Word for word, give the material below again, minus any images.

>> Begin

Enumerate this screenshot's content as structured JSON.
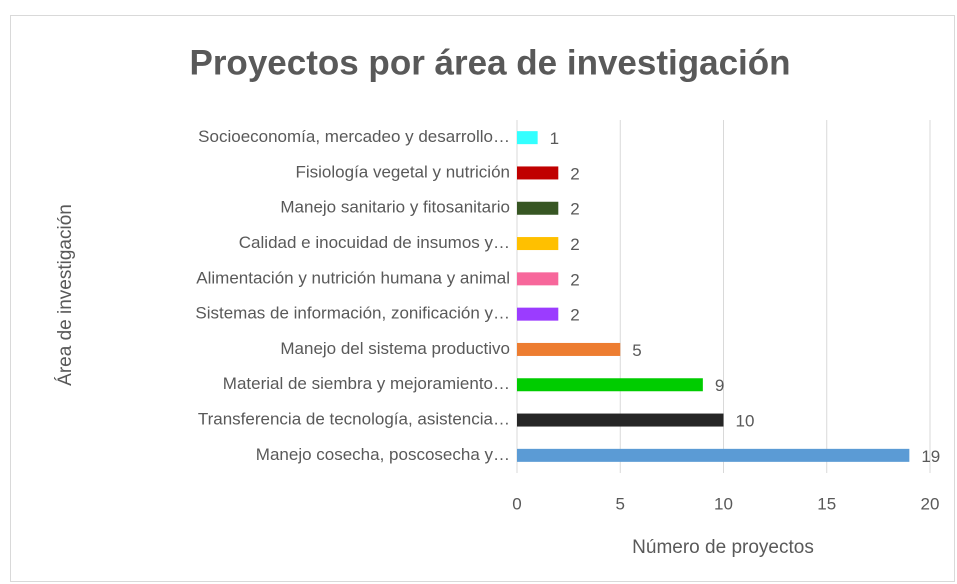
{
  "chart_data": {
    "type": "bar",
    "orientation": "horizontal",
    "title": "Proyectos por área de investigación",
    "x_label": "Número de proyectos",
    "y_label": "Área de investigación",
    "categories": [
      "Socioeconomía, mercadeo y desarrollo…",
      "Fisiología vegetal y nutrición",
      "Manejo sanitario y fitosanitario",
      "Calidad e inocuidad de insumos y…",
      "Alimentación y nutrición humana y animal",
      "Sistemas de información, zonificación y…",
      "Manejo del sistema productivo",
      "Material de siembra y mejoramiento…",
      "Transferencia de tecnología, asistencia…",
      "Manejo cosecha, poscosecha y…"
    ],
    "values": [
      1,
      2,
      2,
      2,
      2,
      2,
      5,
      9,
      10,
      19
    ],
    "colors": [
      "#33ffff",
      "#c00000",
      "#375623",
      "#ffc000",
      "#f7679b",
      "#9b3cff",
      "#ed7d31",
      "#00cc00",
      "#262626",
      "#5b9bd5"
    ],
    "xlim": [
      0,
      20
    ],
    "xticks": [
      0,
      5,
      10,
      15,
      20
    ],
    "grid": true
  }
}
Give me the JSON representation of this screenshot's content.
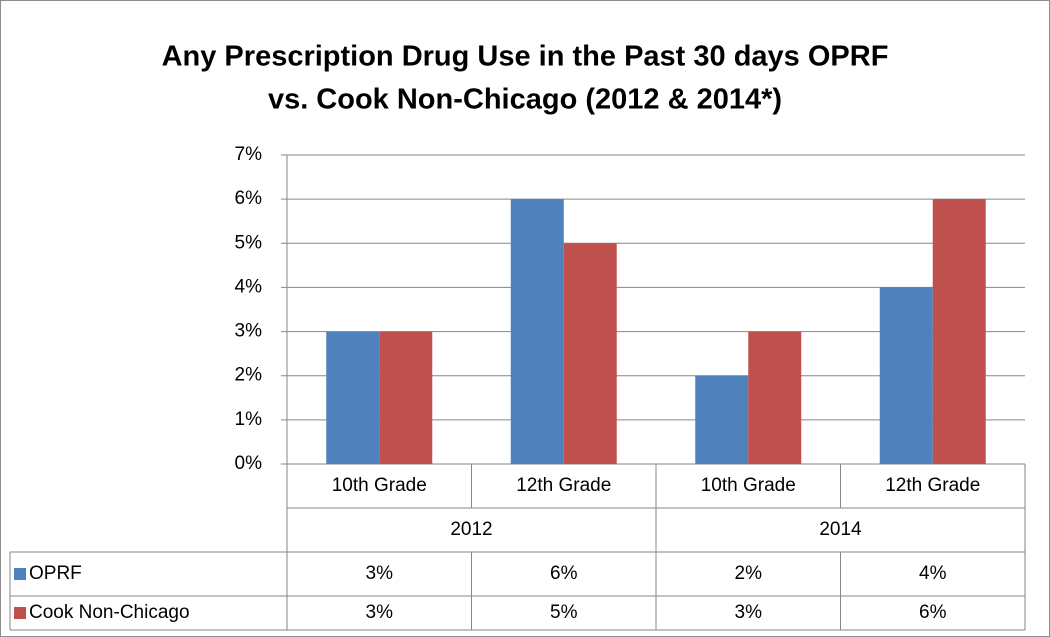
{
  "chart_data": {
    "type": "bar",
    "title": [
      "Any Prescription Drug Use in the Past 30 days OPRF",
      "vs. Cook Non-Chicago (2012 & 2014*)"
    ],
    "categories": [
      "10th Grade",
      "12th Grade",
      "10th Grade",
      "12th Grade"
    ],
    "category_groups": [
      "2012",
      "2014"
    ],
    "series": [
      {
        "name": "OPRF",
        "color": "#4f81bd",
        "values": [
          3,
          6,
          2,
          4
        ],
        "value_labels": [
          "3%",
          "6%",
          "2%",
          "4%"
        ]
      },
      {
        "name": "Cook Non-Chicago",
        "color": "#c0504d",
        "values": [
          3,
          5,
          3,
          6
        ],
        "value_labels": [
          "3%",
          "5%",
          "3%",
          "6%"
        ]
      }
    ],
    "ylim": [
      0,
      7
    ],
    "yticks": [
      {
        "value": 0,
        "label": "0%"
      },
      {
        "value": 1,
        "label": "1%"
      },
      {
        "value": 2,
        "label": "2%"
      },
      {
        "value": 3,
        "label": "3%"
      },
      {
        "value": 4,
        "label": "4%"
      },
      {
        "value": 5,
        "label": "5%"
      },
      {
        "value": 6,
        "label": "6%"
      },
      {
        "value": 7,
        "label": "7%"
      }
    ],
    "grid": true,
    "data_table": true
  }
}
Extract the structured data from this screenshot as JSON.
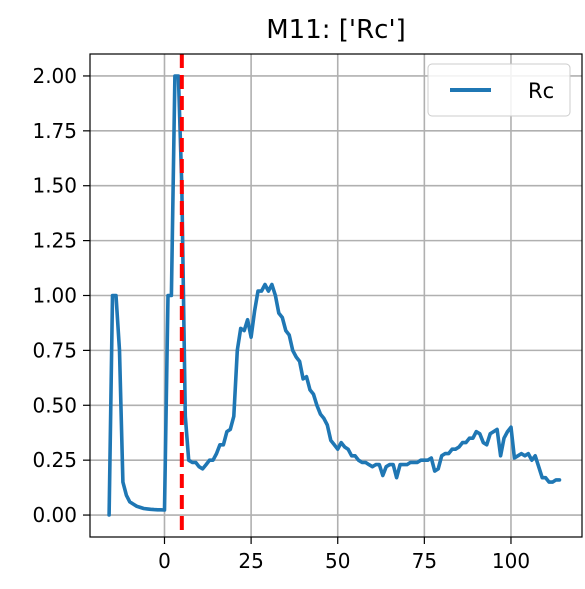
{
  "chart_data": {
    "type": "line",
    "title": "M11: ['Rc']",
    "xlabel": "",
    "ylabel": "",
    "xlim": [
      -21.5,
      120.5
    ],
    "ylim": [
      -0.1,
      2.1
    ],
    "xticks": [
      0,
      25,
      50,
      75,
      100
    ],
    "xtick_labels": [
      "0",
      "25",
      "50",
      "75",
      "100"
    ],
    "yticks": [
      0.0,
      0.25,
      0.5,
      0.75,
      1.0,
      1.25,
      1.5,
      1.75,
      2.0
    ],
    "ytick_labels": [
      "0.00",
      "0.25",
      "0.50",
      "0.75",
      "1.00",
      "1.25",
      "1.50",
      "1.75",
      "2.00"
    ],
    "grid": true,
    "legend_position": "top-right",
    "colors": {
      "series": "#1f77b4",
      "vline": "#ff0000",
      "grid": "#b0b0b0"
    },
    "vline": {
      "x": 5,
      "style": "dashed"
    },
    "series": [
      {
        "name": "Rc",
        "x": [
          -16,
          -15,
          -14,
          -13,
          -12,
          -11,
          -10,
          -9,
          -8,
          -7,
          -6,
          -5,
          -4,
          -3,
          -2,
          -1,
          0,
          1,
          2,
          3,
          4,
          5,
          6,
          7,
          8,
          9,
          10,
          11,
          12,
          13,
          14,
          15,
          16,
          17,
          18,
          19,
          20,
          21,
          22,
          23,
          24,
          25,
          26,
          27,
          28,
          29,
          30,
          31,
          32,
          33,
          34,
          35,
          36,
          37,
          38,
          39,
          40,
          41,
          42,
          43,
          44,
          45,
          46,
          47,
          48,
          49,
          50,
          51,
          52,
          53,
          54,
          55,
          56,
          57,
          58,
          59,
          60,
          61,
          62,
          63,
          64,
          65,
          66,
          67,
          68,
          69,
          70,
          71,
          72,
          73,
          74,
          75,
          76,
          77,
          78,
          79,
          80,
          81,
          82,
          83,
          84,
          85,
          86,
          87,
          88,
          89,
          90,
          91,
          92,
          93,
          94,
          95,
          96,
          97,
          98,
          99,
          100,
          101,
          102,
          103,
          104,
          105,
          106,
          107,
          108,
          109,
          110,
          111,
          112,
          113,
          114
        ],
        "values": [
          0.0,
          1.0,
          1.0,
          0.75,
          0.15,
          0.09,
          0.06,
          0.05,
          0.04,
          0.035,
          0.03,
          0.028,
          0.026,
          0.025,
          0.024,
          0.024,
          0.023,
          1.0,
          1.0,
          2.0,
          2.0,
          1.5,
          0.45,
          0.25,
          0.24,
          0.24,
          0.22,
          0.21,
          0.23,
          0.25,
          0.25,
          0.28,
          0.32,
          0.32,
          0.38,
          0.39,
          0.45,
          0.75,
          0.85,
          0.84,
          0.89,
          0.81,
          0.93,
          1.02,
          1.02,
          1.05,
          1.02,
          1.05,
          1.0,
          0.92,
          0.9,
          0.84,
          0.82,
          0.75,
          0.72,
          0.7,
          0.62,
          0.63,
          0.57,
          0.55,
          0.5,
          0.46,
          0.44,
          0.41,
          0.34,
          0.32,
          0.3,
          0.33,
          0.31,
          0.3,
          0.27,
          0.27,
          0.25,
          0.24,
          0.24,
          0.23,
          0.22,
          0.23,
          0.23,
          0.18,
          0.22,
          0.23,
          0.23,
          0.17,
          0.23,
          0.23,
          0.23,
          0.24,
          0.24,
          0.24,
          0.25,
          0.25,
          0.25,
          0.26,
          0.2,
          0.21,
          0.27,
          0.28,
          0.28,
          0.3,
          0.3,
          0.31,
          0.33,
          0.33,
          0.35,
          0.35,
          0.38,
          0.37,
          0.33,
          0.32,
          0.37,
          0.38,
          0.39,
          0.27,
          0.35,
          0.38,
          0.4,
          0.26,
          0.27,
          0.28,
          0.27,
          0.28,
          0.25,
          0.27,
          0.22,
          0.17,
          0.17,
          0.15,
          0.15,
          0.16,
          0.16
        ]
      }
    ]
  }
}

>> End

- [FINAL ANSWER]
Enumerate this screenshot's content as structured JSON.
{
  "chart_data": {
    "type": "bar",
    "orientation": "horizontal",
    "title": "Proyectos por área de investigación",
    "x_label": "Número de proyectos",
    "y_label": "Área de investigación",
    "categories": [
      "Socioeconomía, mercadeo y desarrollo…",
      "Fisiología vegetal y nutrición",
      "Manejo sanitario y fitosanitario",
      "Calidad e inocuidad de insumos y…",
      "Alimentación y nutrición humana y animal",
      "Sistemas de información, zonificación y…",
      "Manejo del sistema productivo",
      "Material de siembra y mejoramiento…",
      "Transferencia de tecnología, asistencia…",
      "Manejo cosecha, poscosecha y…"
    ],
    "values": [
      1,
      2,
      2,
      2,
      2,
      2,
      5,
      9,
      10,
      19
    ],
    "colors": [
      "#33ffff",
      "#c00000",
      "#375623",
      "#ffc000",
      "#f7679b",
      "#9b3cff",
      "#ed7d31",
      "#00cc00",
      "#262626",
      "#5b9bd5"
    ],
    "xlim": [
      0,
      20
    ],
    "xticks": [
      0,
      5,
      10,
      15,
      20
    ],
    "grid": true
  }
}
Give me the JSON representation of this screenshot's content.
{
  "chart_data": {
    "type": "bar",
    "title": [
      "Any Prescription Drug Use in the Past 30 days OPRF",
      "vs. Cook Non-Chicago (2012 & 2014*)"
    ],
    "categories": [
      "10th Grade",
      "12th Grade",
      "10th Grade",
      "12th Grade"
    ],
    "category_groups": [
      "2012",
      "2014"
    ],
    "series": [
      {
        "name": "OPRF",
        "color": "#4f81bd",
        "values": [
          3,
          6,
          2,
          4
        ],
        "value_labels": [
          "3%",
          "6%",
          "2%",
          "4%"
        ]
      },
      {
        "name": "Cook Non-Chicago",
        "color": "#c0504d",
        "values": [
          3,
          5,
          3,
          6
        ],
        "value_labels": [
          "3%",
          "5%",
          "3%",
          "6%"
        ]
      }
    ],
    "ylim": [
      0,
      7
    ],
    "yticks": [
      {
        "value": 0,
        "label": "0%"
      },
      {
        "value": 1,
        "label": "1%"
      },
      {
        "value": 2,
        "label": "2%"
      },
      {
        "value": 3,
        "label": "3%"
      },
      {
        "value": 4,
        "label": "4%"
      },
      {
        "value": 5,
        "label": "5%"
      },
      {
        "value": 6,
        "label": "6%"
      },
      {
        "value": 7,
        "label": "7%"
      }
    ],
    "grid": true,
    "data_table": true
  }
}
Extract the structured data from this screenshot as JSON.
{
  "chart_data": {
    "type": "line",
    "title": "M11: ['Rc']",
    "xlabel": "",
    "ylabel": "",
    "xlim": [
      -21.5,
      120.5
    ],
    "ylim": [
      -0.1,
      2.1
    ],
    "xticks": [
      0,
      25,
      50,
      75,
      100
    ],
    "xtick_labels": [
      "0",
      "25",
      "50",
      "75",
      "100"
    ],
    "yticks": [
      0.0,
      0.25,
      0.5,
      0.75,
      1.0,
      1.25,
      1.5,
      1.75,
      2.0
    ],
    "ytick_labels": [
      "0.00",
      "0.25",
      "0.50",
      "0.75",
      "1.00",
      "1.25",
      "1.50",
      "1.75",
      "2.00"
    ],
    "grid": true,
    "legend_position": "top-right",
    "colors": {
      "series": "#1f77b4",
      "vline": "#ff0000",
      "grid": "#b0b0b0"
    },
    "vline": {
      "x": 5,
      "style": "dashed"
    },
    "series": [
      {
        "name": "Rc",
        "x": [
          -16,
          -15,
          -14,
          -13,
          -12,
          -11,
          -10,
          -9,
          -8,
          -7,
          -6,
          -5,
          -4,
          -3,
          -2,
          -1,
          0,
          1,
          2,
          3,
          4,
          5,
          6,
          7,
          8,
          9,
          10,
          11,
          12,
          13,
          14,
          15,
          16,
          17,
          18,
          19,
          20,
          21,
          22,
          23,
          24,
          25,
          26,
          27,
          28,
          29,
          30,
          31,
          32,
          33,
          34,
          35,
          36,
          37,
          38,
          39,
          40,
          41,
          42,
          43,
          44,
          45,
          46,
          47,
          48,
          49,
          50,
          51,
          52,
          53,
          54,
          55,
          56,
          57,
          58,
          59,
          60,
          61,
          62,
          63,
          64,
          65,
          66,
          67,
          68,
          69,
          70,
          71,
          72,
          73,
          74,
          75,
          76,
          77,
          78,
          79,
          80,
          81,
          82,
          83,
          84,
          85,
          86,
          87,
          88,
          89,
          90,
          91,
          92,
          93,
          94,
          95,
          96,
          97,
          98,
          99,
          100,
          101,
          102,
          103,
          104,
          105,
          106,
          107,
          108,
          109,
          110,
          111,
          112,
          113,
          114
        ],
        "values": [
          0.0,
          1.0,
          1.0,
          0.75,
          0.15,
          0.09,
          0.06,
          0.05,
          0.04,
          0.035,
          0.03,
          0.028,
          0.026,
          0.025,
          0.024,
          0.024,
          0.023,
          1.0,
          1.0,
          2.0,
          2.0,
          1.5,
          0.45,
          0.25,
          0.24,
          0.24,
          0.22,
          0.21,
          0.23,
          0.25,
          0.25,
          0.28,
          0.32,
          0.32,
          0.38,
          0.39,
          0.45,
          0.75,
          0.85,
          0.84,
          0.89,
          0.81,
          0.93,
          1.02,
          1.02,
          1.05,
          1.02,
          1.05,
          1.0,
          0.92,
          0.9,
          0.84,
          0.82,
          0.75,
          0.72,
          0.7,
          0.62,
          0.63,
          0.57,
          0.55,
          0.5,
          0.46,
          0.44,
          0.41,
          0.34,
          0.32,
          0.3,
          0.33,
          0.31,
          0.3,
          0.27,
          0.27,
          0.25,
          0.24,
          0.24,
          0.23,
          0.22,
          0.23,
          0.23,
          0.18,
          0.22,
          0.23,
          0.23,
          0.17,
          0.23,
          0.23,
          0.23,
          0.24,
          0.24,
          0.24,
          0.25,
          0.25,
          0.25,
          0.26,
          0.2,
          0.21,
          0.27,
          0.28,
          0.28,
          0.3,
          0.3,
          0.31,
          0.33,
          0.33,
          0.35,
          0.35,
          0.38,
          0.37,
          0.33,
          0.32,
          0.37,
          0.38,
          0.39,
          0.27,
          0.35,
          0.38,
          0.4,
          0.26,
          0.27,
          0.28,
          0.27,
          0.28,
          0.25,
          0.27,
          0.22,
          0.17,
          0.17,
          0.15,
          0.15,
          0.16,
          0.16
        ]
      }
    ]
  }
}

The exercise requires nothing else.